■ **TASK DETAILS**:
Write out all records as given; omit images.

[Stored records]
--- Begin ---

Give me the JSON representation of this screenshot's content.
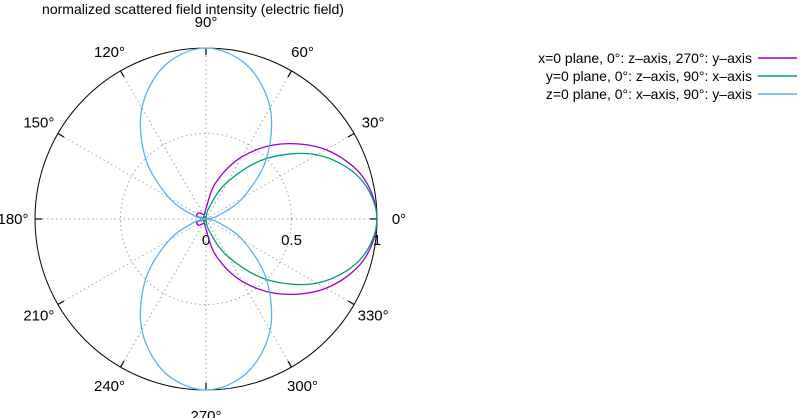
{
  "chart_data": {
    "type": "line",
    "coordinate_system": "polar",
    "title": "normalized scattered field intensity (electric field)",
    "radial_ticks": [
      "0",
      "0.5",
      "1"
    ],
    "radial_range": [
      0,
      1
    ],
    "angle_ticks": [
      "0°",
      "30°",
      "60°",
      "90°",
      "120°",
      "150°",
      "180°",
      "210°",
      "240°",
      "270°",
      "300°",
      "330°"
    ],
    "grid": true,
    "legend_position": "top-right",
    "series": [
      {
        "name": "x=0 plane, 0°: z–axis, 270°: y–axis",
        "color": "#9400d3",
        "theta_deg": [
          0,
          15,
          30,
          45,
          60,
          75,
          90,
          105,
          120,
          135,
          150,
          165,
          180,
          195,
          210,
          225,
          240,
          255,
          270,
          285,
          300,
          315,
          330,
          345,
          360
        ],
        "r": [
          1.0,
          0.95,
          0.81,
          0.62,
          0.42,
          0.22,
          0.06,
          0.03,
          0.03,
          0.05,
          0.06,
          0.05,
          0.0,
          0.05,
          0.06,
          0.05,
          0.03,
          0.03,
          0.06,
          0.22,
          0.42,
          0.62,
          0.81,
          0.95,
          1.0
        ]
      },
      {
        "name": "y=0 plane, 0°: z–axis, 90°: x–axis",
        "color": "#009e73",
        "theta_deg": [
          0,
          15,
          30,
          45,
          60,
          75,
          90,
          105,
          120,
          135,
          150,
          165,
          180,
          195,
          210,
          225,
          240,
          255,
          270,
          285,
          300,
          315,
          330,
          345,
          360
        ],
        "r": [
          1.0,
          0.93,
          0.75,
          0.5,
          0.25,
          0.07,
          0.0,
          0.01,
          0.02,
          0.02,
          0.01,
          0.0,
          0.0,
          0.0,
          0.01,
          0.02,
          0.02,
          0.01,
          0.0,
          0.07,
          0.25,
          0.5,
          0.75,
          0.93,
          1.0
        ]
      },
      {
        "name": "z=0 plane, 0°: x–axis, 90°: y–axis",
        "color": "#56b4e9",
        "theta_deg": [
          0,
          15,
          30,
          45,
          60,
          75,
          90,
          105,
          120,
          135,
          150,
          165,
          180,
          195,
          210,
          225,
          240,
          255,
          270,
          285,
          300,
          315,
          330,
          345,
          360
        ],
        "r": [
          0.0,
          0.07,
          0.25,
          0.5,
          0.75,
          0.93,
          1.0,
          0.93,
          0.75,
          0.5,
          0.25,
          0.07,
          0.0,
          0.07,
          0.25,
          0.5,
          0.75,
          0.93,
          1.0,
          0.93,
          0.75,
          0.5,
          0.25,
          0.07,
          0.0
        ]
      }
    ]
  }
}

--- End ---

■ **SOLVED EXERCISE**:
Give me the JSON representation of this screenshot's content.
{
  "chart_data": {
    "type": "line",
    "coordinate_system": "polar",
    "title": "normalized scattered field intensity (electric field)",
    "radial_ticks": [
      "0",
      "0.5",
      "1"
    ],
    "radial_range": [
      0,
      1
    ],
    "angle_ticks": [
      "0°",
      "30°",
      "60°",
      "90°",
      "120°",
      "150°",
      "180°",
      "210°",
      "240°",
      "270°",
      "300°",
      "330°"
    ],
    "grid": true,
    "legend_position": "top-right",
    "series": [
      {
        "name": "x=0 plane, 0°: z–axis, 270°: y–axis",
        "color": "#9400d3",
        "theta_deg": [
          0,
          15,
          30,
          45,
          60,
          75,
          90,
          105,
          120,
          135,
          150,
          165,
          180,
          195,
          210,
          225,
          240,
          255,
          270,
          285,
          300,
          315,
          330,
          345,
          360
        ],
        "r": [
          1.0,
          0.95,
          0.81,
          0.62,
          0.42,
          0.22,
          0.06,
          0.03,
          0.03,
          0.05,
          0.06,
          0.05,
          0.0,
          0.05,
          0.06,
          0.05,
          0.03,
          0.03,
          0.06,
          0.22,
          0.42,
          0.62,
          0.81,
          0.95,
          1.0
        ]
      },
      {
        "name": "y=0 plane, 0°: z–axis, 90°: x–axis",
        "color": "#009e73",
        "theta_deg": [
          0,
          15,
          30,
          45,
          60,
          75,
          90,
          105,
          120,
          135,
          150,
          165,
          180,
          195,
          210,
          225,
          240,
          255,
          270,
          285,
          300,
          315,
          330,
          345,
          360
        ],
        "r": [
          1.0,
          0.93,
          0.75,
          0.5,
          0.25,
          0.07,
          0.0,
          0.01,
          0.02,
          0.02,
          0.01,
          0.0,
          0.0,
          0.0,
          0.01,
          0.02,
          0.02,
          0.01,
          0.0,
          0.07,
          0.25,
          0.5,
          0.75,
          0.93,
          1.0
        ]
      },
      {
        "name": "z=0 plane, 0°: x–axis, 90°: y–axis",
        "color": "#56b4e9",
        "theta_deg": [
          0,
          15,
          30,
          45,
          60,
          75,
          90,
          105,
          120,
          135,
          150,
          165,
          180,
          195,
          210,
          225,
          240,
          255,
          270,
          285,
          300,
          315,
          330,
          345,
          360
        ],
        "r": [
          0.0,
          0.07,
          0.25,
          0.5,
          0.75,
          0.93,
          1.0,
          0.93,
          0.75,
          0.5,
          0.25,
          0.07,
          0.0,
          0.07,
          0.25,
          0.5,
          0.75,
          0.93,
          1.0,
          0.93,
          0.75,
          0.5,
          0.25,
          0.07,
          0.0
        ]
      }
    ]
  }
}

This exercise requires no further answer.